> TASK GOAL:
Report every line in the listing that contains the string "JSON".

● ● ● ●

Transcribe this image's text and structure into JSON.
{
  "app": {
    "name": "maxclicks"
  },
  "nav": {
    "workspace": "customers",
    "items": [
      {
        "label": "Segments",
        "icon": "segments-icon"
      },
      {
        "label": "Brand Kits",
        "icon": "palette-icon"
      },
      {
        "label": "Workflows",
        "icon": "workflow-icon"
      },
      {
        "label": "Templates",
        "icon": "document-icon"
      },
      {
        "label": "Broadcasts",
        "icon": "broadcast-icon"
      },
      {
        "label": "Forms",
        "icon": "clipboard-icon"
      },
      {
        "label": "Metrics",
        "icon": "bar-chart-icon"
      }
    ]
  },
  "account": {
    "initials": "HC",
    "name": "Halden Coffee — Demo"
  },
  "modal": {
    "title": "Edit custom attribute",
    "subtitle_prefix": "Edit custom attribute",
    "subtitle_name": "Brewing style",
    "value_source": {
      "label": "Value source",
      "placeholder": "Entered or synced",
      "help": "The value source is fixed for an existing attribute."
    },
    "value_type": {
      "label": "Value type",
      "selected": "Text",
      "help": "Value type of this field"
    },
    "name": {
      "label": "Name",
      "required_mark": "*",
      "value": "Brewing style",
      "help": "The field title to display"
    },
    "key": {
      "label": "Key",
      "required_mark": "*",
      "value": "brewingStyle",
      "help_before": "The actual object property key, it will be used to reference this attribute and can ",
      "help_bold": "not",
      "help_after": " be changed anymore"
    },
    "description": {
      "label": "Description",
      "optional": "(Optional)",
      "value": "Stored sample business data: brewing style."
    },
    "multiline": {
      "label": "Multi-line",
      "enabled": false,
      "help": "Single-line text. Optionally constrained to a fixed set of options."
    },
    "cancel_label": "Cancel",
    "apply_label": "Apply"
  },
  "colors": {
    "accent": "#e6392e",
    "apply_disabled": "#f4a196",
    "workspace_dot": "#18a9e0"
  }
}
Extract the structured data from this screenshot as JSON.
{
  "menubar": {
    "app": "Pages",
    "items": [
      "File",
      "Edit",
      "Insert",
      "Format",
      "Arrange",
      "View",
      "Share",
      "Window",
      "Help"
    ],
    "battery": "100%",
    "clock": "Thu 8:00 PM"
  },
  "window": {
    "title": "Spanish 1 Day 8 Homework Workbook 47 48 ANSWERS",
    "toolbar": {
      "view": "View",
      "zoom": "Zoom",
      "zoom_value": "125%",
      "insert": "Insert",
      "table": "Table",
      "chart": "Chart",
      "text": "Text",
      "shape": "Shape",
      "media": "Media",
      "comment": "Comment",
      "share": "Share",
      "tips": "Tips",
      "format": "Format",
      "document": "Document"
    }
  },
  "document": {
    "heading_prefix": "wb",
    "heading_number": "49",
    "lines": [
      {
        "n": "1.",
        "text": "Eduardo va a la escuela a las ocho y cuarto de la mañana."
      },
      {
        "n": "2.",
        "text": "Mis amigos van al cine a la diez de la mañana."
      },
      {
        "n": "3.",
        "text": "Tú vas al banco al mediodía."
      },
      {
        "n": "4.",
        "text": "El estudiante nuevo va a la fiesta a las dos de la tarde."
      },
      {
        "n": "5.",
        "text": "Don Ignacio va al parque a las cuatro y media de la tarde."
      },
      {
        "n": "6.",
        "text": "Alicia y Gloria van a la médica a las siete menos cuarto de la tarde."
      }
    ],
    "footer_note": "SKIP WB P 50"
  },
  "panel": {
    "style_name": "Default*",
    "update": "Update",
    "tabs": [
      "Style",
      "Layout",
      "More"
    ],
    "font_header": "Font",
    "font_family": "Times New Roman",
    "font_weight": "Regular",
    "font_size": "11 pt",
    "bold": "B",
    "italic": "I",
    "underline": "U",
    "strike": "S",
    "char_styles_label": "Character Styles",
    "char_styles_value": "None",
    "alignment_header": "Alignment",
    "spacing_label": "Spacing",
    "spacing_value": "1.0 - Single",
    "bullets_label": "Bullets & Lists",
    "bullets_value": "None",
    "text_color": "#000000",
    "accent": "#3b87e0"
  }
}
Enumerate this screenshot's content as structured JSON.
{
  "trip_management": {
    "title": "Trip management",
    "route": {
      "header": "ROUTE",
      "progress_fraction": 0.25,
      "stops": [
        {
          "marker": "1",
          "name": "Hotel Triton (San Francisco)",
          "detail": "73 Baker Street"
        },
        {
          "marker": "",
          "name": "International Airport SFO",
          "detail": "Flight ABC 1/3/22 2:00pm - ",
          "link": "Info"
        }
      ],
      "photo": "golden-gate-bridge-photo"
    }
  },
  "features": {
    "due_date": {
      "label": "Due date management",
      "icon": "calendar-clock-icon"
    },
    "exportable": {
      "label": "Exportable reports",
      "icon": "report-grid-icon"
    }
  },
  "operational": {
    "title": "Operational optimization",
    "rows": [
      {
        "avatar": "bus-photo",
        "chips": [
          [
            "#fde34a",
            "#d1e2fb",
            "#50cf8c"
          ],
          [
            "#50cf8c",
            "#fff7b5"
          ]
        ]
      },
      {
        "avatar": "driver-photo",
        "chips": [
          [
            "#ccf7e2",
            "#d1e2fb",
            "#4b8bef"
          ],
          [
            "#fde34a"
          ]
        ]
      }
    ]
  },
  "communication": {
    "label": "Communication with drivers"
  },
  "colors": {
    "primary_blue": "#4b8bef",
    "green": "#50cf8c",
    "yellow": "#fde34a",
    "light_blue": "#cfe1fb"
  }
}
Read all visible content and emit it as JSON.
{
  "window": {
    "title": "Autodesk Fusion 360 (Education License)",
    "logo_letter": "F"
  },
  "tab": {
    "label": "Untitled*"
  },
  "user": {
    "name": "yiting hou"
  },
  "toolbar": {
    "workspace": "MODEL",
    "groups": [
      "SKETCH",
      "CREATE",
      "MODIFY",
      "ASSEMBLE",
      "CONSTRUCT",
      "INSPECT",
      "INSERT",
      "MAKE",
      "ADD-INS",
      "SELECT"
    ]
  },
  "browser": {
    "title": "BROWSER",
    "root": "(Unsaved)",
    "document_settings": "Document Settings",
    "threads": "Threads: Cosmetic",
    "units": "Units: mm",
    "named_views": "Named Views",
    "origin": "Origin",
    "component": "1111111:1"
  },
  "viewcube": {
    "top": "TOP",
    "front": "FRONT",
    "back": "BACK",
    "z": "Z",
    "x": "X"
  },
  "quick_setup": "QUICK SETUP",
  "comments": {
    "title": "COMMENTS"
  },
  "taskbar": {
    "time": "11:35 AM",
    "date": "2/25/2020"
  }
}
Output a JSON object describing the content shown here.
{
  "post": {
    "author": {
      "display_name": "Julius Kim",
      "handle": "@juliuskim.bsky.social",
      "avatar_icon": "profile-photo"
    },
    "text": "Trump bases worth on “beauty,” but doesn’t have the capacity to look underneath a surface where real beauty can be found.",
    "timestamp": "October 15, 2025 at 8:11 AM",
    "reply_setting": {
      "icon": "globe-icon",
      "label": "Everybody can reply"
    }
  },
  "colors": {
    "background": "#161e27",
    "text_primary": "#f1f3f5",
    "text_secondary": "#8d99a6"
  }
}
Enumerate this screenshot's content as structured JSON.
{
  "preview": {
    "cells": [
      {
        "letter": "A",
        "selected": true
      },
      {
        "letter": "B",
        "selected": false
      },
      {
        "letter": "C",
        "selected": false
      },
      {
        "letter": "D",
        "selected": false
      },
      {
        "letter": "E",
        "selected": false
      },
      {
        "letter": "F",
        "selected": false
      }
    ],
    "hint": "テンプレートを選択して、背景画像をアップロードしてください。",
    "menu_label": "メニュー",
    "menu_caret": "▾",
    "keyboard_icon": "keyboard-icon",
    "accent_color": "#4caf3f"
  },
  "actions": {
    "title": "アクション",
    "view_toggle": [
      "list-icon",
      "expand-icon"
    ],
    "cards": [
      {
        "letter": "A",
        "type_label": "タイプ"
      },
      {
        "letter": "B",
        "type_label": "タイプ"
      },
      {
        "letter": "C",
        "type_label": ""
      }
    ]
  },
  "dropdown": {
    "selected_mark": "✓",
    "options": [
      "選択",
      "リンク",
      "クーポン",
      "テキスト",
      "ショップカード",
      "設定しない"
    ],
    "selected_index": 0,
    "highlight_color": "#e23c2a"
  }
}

● ● ● ●

> THE RESPONSE:
Transcribe this image's text and structure into JSON.
Extract the structured data from this screenshot as JSON.
Enumerate this screenshot's content as structured JSON.
Read all visible content and emit it as JSON.
Output a JSON object describing the content shown here.
Enumerate this screenshot's content as structured JSON.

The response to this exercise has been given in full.